What is needed: Scan the entries below and say how many lines contain "derzeit". Write only the number.

Document page entries with text:
----------

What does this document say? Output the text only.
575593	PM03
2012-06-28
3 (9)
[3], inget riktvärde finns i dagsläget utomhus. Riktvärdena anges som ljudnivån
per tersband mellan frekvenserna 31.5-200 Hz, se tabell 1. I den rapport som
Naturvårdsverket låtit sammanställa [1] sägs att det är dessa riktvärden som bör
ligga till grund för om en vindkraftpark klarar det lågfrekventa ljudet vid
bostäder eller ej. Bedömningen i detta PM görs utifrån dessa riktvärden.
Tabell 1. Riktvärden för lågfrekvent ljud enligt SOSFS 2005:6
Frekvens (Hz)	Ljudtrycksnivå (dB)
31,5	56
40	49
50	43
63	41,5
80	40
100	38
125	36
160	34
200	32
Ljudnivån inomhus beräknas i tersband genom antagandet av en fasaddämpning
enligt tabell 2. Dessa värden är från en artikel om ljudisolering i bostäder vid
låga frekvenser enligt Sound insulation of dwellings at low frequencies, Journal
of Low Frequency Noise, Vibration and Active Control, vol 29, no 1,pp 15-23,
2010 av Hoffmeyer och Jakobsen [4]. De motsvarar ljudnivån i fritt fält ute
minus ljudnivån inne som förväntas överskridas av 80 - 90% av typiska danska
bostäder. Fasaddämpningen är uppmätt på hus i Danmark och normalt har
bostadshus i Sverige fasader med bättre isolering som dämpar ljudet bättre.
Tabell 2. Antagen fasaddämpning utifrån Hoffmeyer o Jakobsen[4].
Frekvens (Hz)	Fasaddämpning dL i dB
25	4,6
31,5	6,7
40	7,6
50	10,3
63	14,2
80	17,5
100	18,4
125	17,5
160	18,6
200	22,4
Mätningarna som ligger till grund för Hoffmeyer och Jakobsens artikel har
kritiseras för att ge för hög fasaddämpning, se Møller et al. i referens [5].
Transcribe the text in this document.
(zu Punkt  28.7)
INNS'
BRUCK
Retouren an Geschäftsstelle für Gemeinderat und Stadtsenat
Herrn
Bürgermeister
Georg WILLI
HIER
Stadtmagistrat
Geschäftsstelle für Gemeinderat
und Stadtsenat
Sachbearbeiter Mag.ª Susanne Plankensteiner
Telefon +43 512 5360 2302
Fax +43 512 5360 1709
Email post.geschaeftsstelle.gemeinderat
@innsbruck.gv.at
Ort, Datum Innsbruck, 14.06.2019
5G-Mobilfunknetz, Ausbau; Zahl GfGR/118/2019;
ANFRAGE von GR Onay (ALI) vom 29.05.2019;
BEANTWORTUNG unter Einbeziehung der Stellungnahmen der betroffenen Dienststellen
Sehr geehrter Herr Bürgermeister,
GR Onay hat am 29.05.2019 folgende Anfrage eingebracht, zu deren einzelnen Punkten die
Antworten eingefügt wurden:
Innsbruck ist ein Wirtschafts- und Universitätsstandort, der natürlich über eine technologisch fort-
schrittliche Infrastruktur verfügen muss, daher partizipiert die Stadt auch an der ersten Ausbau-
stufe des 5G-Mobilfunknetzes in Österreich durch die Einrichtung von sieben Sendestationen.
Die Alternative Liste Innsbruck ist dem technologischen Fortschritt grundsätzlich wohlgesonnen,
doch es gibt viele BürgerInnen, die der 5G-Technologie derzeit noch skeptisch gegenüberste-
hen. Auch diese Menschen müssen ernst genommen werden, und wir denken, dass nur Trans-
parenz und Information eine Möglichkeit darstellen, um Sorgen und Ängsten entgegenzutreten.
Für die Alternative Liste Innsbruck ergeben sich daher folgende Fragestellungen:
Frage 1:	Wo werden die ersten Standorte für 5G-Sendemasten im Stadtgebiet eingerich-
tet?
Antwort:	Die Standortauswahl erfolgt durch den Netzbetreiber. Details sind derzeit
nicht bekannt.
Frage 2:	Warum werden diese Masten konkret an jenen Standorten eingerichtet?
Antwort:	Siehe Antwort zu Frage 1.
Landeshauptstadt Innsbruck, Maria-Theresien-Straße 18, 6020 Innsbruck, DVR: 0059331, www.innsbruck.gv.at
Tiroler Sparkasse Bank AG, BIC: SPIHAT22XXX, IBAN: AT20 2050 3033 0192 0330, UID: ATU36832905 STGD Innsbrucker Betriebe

----------

Written answer: 2